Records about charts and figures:
————————

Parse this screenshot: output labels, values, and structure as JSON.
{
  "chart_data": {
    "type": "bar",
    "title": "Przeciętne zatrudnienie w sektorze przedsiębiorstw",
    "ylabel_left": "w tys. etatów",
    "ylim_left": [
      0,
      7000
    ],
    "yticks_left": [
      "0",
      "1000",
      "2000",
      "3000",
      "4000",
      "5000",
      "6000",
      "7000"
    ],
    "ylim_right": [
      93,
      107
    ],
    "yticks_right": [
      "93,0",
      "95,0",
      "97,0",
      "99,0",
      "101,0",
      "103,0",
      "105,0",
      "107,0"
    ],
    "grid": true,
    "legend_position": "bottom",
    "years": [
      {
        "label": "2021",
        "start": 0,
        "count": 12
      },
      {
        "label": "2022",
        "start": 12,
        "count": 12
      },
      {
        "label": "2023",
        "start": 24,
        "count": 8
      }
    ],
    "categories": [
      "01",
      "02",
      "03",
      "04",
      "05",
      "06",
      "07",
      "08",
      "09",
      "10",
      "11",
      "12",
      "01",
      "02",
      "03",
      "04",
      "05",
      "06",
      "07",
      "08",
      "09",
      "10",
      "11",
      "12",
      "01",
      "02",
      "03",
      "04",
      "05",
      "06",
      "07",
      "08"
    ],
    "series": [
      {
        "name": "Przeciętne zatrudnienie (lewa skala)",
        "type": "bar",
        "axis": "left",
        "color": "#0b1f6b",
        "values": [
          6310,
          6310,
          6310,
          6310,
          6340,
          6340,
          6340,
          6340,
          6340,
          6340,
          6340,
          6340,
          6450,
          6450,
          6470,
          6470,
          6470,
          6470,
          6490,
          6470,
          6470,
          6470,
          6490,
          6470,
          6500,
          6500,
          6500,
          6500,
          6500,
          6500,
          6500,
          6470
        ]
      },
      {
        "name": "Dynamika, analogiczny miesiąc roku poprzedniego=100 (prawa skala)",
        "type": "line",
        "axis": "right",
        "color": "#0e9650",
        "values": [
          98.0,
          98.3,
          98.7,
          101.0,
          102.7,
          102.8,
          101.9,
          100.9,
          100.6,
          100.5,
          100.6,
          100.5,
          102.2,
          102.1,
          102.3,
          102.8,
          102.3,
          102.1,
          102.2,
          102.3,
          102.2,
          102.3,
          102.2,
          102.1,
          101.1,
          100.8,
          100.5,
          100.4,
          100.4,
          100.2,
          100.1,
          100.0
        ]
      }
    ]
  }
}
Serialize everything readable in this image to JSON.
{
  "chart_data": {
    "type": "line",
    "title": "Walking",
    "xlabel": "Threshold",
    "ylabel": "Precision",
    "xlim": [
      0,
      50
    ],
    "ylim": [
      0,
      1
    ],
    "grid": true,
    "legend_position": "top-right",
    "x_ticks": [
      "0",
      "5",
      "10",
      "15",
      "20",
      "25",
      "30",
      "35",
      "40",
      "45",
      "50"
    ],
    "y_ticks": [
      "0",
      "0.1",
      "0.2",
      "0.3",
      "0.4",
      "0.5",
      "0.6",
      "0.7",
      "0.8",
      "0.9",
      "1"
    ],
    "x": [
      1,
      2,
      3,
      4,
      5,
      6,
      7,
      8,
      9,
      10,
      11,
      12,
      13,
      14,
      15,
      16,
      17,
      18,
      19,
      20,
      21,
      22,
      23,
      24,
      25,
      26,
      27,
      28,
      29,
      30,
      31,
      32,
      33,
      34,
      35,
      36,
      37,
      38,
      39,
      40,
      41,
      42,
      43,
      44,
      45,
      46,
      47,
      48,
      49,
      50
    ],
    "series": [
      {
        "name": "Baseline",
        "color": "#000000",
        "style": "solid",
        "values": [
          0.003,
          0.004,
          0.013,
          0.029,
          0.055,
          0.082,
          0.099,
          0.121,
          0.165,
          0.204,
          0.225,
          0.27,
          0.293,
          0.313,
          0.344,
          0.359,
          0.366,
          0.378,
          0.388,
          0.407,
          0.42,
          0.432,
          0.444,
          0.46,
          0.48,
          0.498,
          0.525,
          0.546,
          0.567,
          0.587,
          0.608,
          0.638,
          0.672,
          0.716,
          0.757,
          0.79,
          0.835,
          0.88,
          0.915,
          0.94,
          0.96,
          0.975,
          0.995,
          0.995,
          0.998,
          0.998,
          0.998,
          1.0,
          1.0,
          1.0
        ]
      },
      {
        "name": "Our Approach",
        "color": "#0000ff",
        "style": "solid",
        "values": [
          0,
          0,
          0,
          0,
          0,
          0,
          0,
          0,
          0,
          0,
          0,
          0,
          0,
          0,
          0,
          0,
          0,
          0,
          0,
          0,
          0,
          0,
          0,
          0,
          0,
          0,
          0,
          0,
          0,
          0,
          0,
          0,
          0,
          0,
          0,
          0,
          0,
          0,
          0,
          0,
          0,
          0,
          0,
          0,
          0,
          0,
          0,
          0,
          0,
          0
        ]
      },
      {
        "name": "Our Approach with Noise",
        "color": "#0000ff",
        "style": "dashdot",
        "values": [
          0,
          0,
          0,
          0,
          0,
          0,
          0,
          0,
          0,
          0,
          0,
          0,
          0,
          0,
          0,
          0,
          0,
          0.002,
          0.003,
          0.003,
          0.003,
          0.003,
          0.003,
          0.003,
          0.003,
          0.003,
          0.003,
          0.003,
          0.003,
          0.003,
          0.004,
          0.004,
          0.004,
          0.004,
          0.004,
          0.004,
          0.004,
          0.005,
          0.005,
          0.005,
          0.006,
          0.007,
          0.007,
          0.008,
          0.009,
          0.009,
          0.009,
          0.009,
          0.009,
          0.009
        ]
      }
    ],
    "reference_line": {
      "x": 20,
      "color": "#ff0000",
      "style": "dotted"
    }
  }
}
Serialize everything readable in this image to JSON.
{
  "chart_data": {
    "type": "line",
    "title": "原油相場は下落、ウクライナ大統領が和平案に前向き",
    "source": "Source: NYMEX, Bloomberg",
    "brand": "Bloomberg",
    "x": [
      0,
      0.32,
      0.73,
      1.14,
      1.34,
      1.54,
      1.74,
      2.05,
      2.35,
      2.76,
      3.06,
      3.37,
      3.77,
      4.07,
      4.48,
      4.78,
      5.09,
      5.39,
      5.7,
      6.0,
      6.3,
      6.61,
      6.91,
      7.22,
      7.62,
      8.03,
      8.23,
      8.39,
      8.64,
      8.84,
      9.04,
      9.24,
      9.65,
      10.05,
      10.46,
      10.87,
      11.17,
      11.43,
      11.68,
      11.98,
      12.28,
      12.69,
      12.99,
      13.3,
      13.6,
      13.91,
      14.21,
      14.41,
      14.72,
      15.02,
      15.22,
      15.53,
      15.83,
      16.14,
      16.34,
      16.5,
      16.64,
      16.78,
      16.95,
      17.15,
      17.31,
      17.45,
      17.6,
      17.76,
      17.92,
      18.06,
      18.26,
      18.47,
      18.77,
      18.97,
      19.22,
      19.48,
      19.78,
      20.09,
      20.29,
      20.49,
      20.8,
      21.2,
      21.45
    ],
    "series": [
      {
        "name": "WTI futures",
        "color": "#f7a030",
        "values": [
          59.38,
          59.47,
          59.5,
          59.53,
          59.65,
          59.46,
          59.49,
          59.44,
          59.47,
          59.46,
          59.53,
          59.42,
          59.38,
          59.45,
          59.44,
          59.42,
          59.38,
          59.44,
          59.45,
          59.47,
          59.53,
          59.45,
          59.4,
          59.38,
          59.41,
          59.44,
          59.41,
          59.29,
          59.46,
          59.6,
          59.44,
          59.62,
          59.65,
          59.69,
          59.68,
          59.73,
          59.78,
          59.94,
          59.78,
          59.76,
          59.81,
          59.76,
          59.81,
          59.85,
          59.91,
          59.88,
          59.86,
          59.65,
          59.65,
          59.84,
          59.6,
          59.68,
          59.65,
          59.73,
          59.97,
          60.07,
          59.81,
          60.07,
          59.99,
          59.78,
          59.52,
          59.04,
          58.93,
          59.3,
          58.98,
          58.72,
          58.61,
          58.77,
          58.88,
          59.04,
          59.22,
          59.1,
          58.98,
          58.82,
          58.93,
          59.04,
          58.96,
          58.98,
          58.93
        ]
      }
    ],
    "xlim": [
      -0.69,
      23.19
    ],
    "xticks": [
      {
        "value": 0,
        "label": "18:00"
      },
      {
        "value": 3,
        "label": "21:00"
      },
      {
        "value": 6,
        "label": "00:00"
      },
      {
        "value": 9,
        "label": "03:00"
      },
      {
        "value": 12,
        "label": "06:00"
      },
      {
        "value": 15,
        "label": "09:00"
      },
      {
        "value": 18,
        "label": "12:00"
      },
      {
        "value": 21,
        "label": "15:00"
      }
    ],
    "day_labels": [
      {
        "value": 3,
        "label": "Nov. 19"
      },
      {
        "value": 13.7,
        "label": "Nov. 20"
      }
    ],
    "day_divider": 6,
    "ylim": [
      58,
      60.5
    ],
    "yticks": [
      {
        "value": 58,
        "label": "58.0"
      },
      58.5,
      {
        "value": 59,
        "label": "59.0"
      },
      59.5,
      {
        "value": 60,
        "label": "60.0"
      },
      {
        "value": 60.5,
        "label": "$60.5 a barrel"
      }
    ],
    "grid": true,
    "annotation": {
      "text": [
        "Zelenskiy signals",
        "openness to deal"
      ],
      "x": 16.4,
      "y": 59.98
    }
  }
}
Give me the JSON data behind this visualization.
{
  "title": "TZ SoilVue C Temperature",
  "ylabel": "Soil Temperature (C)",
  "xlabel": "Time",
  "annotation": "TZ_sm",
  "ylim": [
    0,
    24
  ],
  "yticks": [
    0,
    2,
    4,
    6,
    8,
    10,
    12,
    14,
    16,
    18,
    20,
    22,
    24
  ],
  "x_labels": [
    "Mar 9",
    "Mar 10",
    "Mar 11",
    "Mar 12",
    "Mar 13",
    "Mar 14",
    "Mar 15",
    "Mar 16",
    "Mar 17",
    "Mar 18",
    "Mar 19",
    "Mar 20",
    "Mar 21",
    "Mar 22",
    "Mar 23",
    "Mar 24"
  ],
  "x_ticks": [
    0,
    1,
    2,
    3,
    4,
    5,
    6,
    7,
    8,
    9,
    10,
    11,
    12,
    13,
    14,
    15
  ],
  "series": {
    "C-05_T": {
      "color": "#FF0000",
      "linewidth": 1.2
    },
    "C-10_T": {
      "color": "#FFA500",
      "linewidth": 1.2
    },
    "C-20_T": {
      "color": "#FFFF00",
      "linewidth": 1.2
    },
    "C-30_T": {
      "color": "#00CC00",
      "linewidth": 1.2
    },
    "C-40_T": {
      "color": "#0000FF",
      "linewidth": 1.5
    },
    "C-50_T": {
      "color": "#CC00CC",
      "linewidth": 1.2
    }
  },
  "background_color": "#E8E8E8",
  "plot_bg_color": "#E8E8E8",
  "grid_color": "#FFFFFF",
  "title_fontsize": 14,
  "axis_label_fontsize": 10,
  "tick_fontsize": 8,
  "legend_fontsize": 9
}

————————

→ **REQUIRED WORK**
Show every line from the entries above in which "type" appears.

→ **OUTPUT OF THE EXERCISE**
    "type": "bar",
        "type": "bar",
        "type": "line",
    "type": "line",
    "type": "line",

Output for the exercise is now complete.